● **SET EXERCISE**
Determine which lines of the records include the word "Puerperal", and copy them.

Dataset listings of figures

+-------+

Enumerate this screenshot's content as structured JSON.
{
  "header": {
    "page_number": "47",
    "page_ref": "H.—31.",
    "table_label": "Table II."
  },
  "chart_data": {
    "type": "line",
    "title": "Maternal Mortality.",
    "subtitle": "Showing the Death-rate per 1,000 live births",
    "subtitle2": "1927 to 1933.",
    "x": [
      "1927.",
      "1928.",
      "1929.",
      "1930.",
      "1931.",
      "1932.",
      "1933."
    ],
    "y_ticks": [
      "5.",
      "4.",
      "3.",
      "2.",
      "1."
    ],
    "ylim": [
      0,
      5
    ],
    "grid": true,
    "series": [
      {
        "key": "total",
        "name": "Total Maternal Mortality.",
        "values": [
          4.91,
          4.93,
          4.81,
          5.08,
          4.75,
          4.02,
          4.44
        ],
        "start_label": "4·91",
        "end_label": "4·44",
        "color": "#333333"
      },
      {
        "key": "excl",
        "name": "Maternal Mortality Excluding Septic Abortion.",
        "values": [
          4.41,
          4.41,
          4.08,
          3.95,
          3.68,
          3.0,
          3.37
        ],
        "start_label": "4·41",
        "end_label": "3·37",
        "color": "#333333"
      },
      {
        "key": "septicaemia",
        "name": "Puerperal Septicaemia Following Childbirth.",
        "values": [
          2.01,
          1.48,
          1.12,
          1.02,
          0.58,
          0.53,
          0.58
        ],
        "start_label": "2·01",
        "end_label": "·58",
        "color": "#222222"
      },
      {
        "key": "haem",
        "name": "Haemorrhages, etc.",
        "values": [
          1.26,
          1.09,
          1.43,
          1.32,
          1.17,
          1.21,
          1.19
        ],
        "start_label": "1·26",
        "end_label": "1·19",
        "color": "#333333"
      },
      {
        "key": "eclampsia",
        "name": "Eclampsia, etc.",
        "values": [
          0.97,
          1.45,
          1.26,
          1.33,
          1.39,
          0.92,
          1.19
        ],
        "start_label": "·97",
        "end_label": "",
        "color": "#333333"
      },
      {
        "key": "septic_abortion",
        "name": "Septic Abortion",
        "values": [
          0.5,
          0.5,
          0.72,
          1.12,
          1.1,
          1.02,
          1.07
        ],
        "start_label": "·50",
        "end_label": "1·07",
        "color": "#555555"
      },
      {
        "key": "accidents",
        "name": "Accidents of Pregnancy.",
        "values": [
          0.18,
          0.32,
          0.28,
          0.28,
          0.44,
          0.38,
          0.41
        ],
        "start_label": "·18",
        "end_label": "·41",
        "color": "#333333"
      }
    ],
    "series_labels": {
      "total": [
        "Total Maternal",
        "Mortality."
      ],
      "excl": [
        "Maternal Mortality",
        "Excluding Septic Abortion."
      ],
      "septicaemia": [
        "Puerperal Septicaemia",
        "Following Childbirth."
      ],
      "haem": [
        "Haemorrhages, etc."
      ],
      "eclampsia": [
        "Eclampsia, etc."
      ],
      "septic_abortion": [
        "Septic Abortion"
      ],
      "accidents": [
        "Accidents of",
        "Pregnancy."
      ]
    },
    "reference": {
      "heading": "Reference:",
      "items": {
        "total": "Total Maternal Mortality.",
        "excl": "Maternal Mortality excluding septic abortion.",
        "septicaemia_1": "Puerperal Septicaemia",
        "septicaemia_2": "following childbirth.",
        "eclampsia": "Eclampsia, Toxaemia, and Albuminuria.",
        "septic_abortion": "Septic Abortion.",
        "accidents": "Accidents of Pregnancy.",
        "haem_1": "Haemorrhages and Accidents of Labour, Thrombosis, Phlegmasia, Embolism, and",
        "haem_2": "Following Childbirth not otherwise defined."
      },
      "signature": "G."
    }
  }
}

+-------+

● **EXERCISE RESULT**
        "name": "Puerperal Septicaemia Following Childbirth.",
        "Puerperal Septicaemia",
        "septicaemia_1": "Puerperal Septicaemia",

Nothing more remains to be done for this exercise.